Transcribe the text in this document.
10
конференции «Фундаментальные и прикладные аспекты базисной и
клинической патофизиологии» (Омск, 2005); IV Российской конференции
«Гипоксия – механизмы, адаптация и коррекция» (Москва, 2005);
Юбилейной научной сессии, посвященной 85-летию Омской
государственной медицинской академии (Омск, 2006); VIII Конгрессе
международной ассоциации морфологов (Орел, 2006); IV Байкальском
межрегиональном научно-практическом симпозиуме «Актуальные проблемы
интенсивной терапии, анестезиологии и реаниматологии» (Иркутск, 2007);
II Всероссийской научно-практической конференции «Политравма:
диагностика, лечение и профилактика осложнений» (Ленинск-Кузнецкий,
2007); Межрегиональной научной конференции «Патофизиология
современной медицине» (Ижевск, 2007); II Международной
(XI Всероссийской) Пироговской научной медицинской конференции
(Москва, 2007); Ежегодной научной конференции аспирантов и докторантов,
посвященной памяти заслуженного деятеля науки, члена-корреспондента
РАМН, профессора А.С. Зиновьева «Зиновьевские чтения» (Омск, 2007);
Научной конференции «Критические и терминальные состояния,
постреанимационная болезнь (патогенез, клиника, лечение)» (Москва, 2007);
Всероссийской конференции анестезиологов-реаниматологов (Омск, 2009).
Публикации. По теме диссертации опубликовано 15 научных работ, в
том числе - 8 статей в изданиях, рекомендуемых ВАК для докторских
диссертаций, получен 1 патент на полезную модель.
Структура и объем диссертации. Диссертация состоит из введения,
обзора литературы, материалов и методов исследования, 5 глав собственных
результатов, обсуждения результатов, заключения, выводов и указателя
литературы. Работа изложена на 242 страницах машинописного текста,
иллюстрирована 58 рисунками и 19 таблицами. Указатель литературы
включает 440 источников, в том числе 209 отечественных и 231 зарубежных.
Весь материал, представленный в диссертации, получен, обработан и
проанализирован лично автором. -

###

_Work to complete_
Extract all of the material exactly as it is written.

_Result_
Transcribe the text in this document.
10
конференции «Фундаментальные и прикладные аспекты базисной и
клинической патофизиологии» (Омск, 2005); IV Российской конференции
«Гипоксия – механизмы, адаптация и коррекция» (Москва, 2005);
Юбилейной научной сессии, посвященной 85-летию Омской
государственной медицинской академии (Омск, 2006); VIII Конгрессе
международной ассоциации морфологов (Орел, 2006); IV Байкальском
межрегиональном научно-практическом симпозиуме «Актуальные проблемы
интенсивной терапии, анестезиологии и реаниматологии» (Иркутск, 2007);
II Всероссийской научно-практической конференции «Политравма:
диагностика, лечение и профилактика осложнений» (Ленинск-Кузнецкий,
2007); Межрегиональной научной конференции «Патофизиология
современной медицине» (Ижевск, 2007); II Международной
(XI Всероссийской) Пироговской научной медицинской конференции
(Москва, 2007); Ежегодной научной конференции аспирантов и докторантов,
посвященной памяти заслуженного деятеля науки, члена-корреспондента
РАМН, профессора А.С. Зиновьева «Зиновьевские чтения» (Омск, 2007);
Научной конференции «Критические и терминальные состояния,
постреанимационная болезнь (патогенез, клиника, лечение)» (Москва, 2007);
Всероссийской конференции анестезиологов-реаниматологов (Омск, 2009).
Публикации. По теме диссертации опубликовано 15 научных работ, в
том числе - 8 статей в изданиях, рекомендуемых ВАК для докторских
диссертаций, получен 1 патент на полезную модель.
Структура и объем диссертации. Диссертация состоит из введения,
обзора литературы, материалов и методов исследования, 5 глав собственных
результатов, обсуждения результатов, заключения, выводов и указателя
литературы. Работа изложена на 242 страницах машинописного текста,
иллюстрирована 58 рисунками и 19 таблицами. Указатель литературы
включает 440 источников, в том числе 209 отечественных и 231 зарубежных.
Весь материал, представленный в диссертации, получен, обработан и
проанализирован лично автором. -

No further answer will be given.